▸ Stated problem
Output the full listing below exactly, without the pictures.

▸ Extracted data
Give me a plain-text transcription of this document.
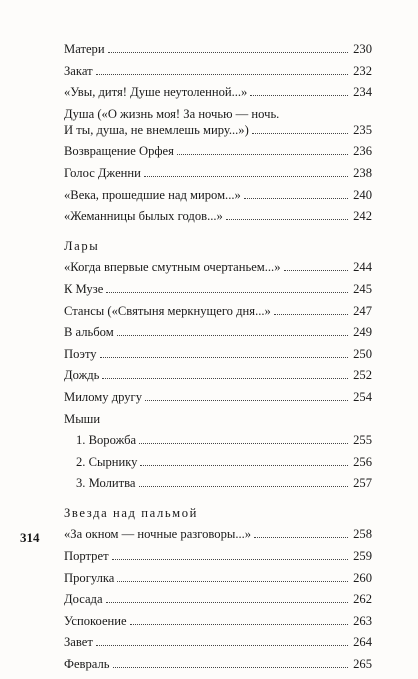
Матери	230
Закат	232
«Увы, дитя! Душе неутоленной...»	234
Душа («О жизнь моя! За ночью — ночь.
И ты, душа, не внемлешь миру...»)	235
Возвращение Орфея	236
Голос Дженни	238
«Века, прошедшие над миром...»	240
«Жеманницы былых годов...»	242
Лары
«Когда впервые смутным очертаньем...»	244
К Музе	245
Стансы («Святыня меркнущего дня...»	247
В альбом	249
Поэту	250
Дождь	252
Милому другу	254
Мыши
1. Ворожба	255
2. Сырнику	256
3. Молитва	257
Звезда над пальмой
«За окном — ночные разговоры...»	258
Портрет	259
Прогулка	260
Досада	262
Успокоение	263
Завет	264
Февраль	265
314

▸ Task answer
Give me a plain-text transcription of this document.
Матери	230
Закат	232
«Увы, дитя! Душе неутоленной...»	234
Душа («О жизнь моя! За ночью — ночь.
И ты, душа, не внемлешь миру...»)	235
Возвращение Орфея	236
Голос Дженни	238
«Века, прошедшие над миром...»	240
«Жеманницы былых годов...»	242
Лары
«Когда впервые смутным очертаньем...»	244
К Музе	245
Стансы («Святыня меркнущего дня...»	247
В альбом	249
Поэту	250
Дождь	252
Милому другу	254
Мыши
1. Ворожба	255
2. Сырнику	256
3. Молитва	257
Звезда над пальмой
«За окном — ночные разговоры...»	258
Портрет	259
Прогулка	260
Досада	262
Успокоение	263
Завет	264
Февраль	265
314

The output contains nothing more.